**WRITTEN PROBLEM**.
Give the material again in full, matching it exactly.

**RECORD EXTRACTS**.
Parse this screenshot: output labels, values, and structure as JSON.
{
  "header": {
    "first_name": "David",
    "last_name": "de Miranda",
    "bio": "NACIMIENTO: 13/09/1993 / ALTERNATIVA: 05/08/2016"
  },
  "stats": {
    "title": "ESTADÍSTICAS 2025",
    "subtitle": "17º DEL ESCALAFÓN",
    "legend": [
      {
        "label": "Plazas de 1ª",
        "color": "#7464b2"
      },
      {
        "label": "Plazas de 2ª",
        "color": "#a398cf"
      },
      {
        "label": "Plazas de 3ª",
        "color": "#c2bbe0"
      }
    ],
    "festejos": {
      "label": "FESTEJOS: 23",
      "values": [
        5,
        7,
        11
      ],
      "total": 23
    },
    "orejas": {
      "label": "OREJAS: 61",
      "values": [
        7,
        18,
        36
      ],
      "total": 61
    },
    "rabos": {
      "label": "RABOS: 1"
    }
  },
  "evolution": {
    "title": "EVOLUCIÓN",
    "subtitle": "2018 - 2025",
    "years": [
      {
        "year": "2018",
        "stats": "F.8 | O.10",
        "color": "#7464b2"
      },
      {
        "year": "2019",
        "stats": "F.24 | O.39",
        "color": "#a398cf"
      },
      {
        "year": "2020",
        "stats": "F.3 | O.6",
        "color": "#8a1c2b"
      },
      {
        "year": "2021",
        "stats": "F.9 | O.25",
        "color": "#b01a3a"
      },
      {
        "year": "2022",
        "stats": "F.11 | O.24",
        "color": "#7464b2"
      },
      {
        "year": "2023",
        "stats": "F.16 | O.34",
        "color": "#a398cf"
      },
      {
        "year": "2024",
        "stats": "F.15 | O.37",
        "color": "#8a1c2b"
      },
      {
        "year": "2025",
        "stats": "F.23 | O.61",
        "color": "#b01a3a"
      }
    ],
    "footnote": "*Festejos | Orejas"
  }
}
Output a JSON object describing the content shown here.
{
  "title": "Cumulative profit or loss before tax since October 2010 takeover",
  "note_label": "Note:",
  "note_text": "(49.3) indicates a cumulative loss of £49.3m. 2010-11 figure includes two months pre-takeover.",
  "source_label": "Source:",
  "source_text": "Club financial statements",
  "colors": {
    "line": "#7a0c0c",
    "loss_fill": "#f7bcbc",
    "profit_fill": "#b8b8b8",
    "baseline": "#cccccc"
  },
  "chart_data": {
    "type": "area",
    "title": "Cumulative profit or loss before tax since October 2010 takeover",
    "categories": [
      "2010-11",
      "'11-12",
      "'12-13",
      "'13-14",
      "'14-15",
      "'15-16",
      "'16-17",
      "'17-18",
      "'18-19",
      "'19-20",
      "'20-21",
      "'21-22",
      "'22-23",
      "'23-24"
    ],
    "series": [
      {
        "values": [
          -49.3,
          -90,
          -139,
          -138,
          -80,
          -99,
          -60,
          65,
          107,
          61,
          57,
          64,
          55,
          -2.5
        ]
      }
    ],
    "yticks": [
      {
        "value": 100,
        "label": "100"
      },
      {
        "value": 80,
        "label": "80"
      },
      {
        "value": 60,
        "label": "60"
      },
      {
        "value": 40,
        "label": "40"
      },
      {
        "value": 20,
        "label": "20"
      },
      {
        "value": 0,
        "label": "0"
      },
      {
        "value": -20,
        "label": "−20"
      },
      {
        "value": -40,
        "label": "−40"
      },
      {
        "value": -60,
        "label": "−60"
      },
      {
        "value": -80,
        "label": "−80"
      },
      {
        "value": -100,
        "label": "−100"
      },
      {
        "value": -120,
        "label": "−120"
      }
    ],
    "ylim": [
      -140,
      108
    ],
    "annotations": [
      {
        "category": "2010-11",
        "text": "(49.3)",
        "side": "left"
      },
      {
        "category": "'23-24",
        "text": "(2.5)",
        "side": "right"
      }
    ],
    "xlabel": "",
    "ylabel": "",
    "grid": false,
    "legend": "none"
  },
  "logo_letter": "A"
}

**EXPECTED ANSWER**.
Parse this screenshot: output labels, values, and structure as JSON.
{
  "header": {
    "first_name": "David",
    "last_name": "de Miranda",
    "bio": "NACIMIENTO: 13/09/1993 / ALTERNATIVA: 05/08/2016"
  },
  "stats": {
    "title": "ESTADÍSTICAS 2025",
    "subtitle": "17º DEL ESCALAFÓN",
    "legend": [
      {
        "label": "Plazas de 1ª",
        "color": "#7464b2"
      },
      {
        "label": "Plazas de 2ª",
        "color": "#a398cf"
      },
      {
        "label": "Plazas de 3ª",
        "color": "#c2bbe0"
      }
    ],
    "festejos": {
      "label": "FESTEJOS: 23",
      "values": [
        5,
        7,
        11
      ],
      "total": 23
    },
    "orejas": {
      "label": "OREJAS: 61",
      "values": [
        7,
        18,
        36
      ],
      "total": 61
    },
    "rabos": {
      "label": "RABOS: 1"
    }
  },
  "evolution": {
    "title": "EVOLUCIÓN",
    "subtitle": "2018 - 2025",
    "years": [
      {
        "year": "2018",
        "stats": "F.8 | O.10",
        "color": "#7464b2"
      },
      {
        "year": "2019",
        "stats": "F.24 | O.39",
        "color": "#a398cf"
      },
      {
        "year": "2020",
        "stats": "F.3 | O.6",
        "color": "#8a1c2b"
      },
      {
        "year": "2021",
        "stats": "F.9 | O.25",
        "color": "#b01a3a"
      },
      {
        "year": "2022",
        "stats": "F.11 | O.24",
        "color": "#7464b2"
      },
      {
        "year": "2023",
        "stats": "F.16 | O.34",
        "color": "#a398cf"
      },
      {
        "year": "2024",
        "stats": "F.15 | O.37",
        "color": "#8a1c2b"
      },
      {
        "year": "2025",
        "stats": "F.23 | O.61",
        "color": "#b01a3a"
      }
    ],
    "footnote": "*Festejos | Orejas"
  }
}
Output a JSON object describing the content shown here.
{
  "title": "Cumulative profit or loss before tax since October 2010 takeover",
  "note_label": "Note:",
  "note_text": "(49.3) indicates a cumulative loss of £49.3m. 2010-11 figure includes two months pre-takeover.",
  "source_label": "Source:",
  "source_text": "Club financial statements",
  "colors": {
    "line": "#7a0c0c",
    "loss_fill": "#f7bcbc",
    "profit_fill": "#b8b8b8",
    "baseline": "#cccccc"
  },
  "chart_data": {
    "type": "area",
    "title": "Cumulative profit or loss before tax since October 2010 takeover",
    "categories": [
      "2010-11",
      "'11-12",
      "'12-13",
      "'13-14",
      "'14-15",
      "'15-16",
      "'16-17",
      "'17-18",
      "'18-19",
      "'19-20",
      "'20-21",
      "'21-22",
      "'22-23",
      "'23-24"
    ],
    "series": [
      {
        "values": [
          -49.3,
          -90,
          -139,
          -138,
          -80,
          -99,
          -60,
          65,
          107,
          61,
          57,
          64,
          55,
          -2.5
        ]
      }
    ],
    "yticks": [
      {
        "value": 100,
        "label": "100"
      },
      {
        "value": 80,
        "label": "80"
      },
      {
        "value": 60,
        "label": "60"
      },
      {
        "value": 40,
        "label": "40"
      },
      {
        "value": 20,
        "label": "20"
      },
      {
        "value": 0,
        "label": "0"
      },
      {
        "value": -20,
        "label": "−20"
      },
      {
        "value": -40,
        "label": "−40"
      },
      {
        "value": -60,
        "label": "−60"
      },
      {
        "value": -80,
        "label": "−80"
      },
      {
        "value": -100,
        "label": "−100"
      },
      {
        "value": -120,
        "label": "−120"
      }
    ],
    "ylim": [
      -140,
      108
    ],
    "annotations": [
      {
        "category": "2010-11",
        "text": "(49.3)",
        "side": "left"
      },
      {
        "category": "'23-24",
        "text": "(2.5)",
        "side": "right"
      }
    ],
    "xlabel": "",
    "ylabel": "",
    "grid": false,
    "legend": "none"
  },
  "logo_letter": "A"
}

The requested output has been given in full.